▶ **Task goal**: Find each line containing the string "name" and return it.
+++++
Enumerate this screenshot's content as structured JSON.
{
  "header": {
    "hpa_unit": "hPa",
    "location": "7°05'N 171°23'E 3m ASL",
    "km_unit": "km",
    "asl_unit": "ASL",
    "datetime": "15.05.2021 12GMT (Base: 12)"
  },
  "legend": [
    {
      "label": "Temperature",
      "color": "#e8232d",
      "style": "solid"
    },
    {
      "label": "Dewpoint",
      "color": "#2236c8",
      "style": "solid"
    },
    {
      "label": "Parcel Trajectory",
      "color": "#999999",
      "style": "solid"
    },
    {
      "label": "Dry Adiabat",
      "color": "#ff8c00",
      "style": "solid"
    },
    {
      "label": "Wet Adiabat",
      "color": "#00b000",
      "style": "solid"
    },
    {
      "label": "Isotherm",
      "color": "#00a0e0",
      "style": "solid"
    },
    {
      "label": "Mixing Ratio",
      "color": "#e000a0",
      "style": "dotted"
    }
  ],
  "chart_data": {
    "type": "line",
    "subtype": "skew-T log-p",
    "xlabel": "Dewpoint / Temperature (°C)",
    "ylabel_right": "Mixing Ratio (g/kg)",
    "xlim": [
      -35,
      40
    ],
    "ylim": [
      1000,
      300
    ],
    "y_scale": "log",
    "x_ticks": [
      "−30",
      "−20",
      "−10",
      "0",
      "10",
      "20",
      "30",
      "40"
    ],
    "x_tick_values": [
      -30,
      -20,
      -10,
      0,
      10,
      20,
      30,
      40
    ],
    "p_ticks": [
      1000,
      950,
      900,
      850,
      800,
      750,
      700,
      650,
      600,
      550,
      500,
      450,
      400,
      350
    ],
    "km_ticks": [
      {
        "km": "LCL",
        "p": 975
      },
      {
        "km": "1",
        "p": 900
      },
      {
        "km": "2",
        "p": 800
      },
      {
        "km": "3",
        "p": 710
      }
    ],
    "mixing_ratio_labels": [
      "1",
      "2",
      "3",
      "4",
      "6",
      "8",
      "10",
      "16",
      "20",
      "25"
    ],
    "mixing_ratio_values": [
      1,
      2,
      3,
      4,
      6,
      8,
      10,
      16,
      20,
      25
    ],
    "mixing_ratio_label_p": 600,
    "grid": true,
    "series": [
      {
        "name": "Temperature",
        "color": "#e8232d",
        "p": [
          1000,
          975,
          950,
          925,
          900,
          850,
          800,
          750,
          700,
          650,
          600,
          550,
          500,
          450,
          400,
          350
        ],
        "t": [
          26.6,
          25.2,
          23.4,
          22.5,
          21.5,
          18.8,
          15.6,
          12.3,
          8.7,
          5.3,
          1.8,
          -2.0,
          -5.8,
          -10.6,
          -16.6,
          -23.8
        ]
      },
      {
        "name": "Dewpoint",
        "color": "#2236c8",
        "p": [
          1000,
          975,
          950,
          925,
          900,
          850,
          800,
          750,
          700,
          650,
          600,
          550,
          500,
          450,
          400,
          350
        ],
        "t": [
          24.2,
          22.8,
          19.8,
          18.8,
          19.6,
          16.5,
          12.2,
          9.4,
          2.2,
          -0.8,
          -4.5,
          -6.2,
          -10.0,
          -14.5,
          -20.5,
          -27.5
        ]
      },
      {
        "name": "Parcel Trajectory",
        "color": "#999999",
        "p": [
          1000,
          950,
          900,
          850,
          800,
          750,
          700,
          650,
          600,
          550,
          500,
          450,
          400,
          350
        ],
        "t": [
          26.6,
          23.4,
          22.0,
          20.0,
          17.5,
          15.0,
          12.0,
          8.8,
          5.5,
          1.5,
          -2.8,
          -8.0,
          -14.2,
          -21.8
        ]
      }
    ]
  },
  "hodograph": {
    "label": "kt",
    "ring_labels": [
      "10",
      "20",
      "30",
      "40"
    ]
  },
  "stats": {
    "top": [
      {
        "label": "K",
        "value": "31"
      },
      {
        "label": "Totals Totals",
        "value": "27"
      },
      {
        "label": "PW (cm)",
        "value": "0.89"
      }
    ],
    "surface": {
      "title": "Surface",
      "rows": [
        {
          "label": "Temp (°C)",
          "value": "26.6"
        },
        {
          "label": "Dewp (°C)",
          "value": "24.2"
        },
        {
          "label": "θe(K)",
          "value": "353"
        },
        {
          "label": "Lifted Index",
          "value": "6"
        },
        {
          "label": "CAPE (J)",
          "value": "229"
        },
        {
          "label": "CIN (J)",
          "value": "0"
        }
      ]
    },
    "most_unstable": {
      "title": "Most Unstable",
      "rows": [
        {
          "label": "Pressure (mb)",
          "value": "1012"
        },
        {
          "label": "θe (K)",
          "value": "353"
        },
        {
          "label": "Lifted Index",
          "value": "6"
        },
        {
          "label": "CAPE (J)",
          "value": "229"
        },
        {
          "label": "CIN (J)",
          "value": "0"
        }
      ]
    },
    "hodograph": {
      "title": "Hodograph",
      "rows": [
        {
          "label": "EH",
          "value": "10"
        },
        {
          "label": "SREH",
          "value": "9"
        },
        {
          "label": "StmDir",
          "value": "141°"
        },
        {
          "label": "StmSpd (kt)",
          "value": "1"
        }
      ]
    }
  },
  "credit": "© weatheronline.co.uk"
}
+++++
▶ **Response**:
        "name": "Temperature",
        "name": "Dewpoint",
        "name": "Parcel Trajectory",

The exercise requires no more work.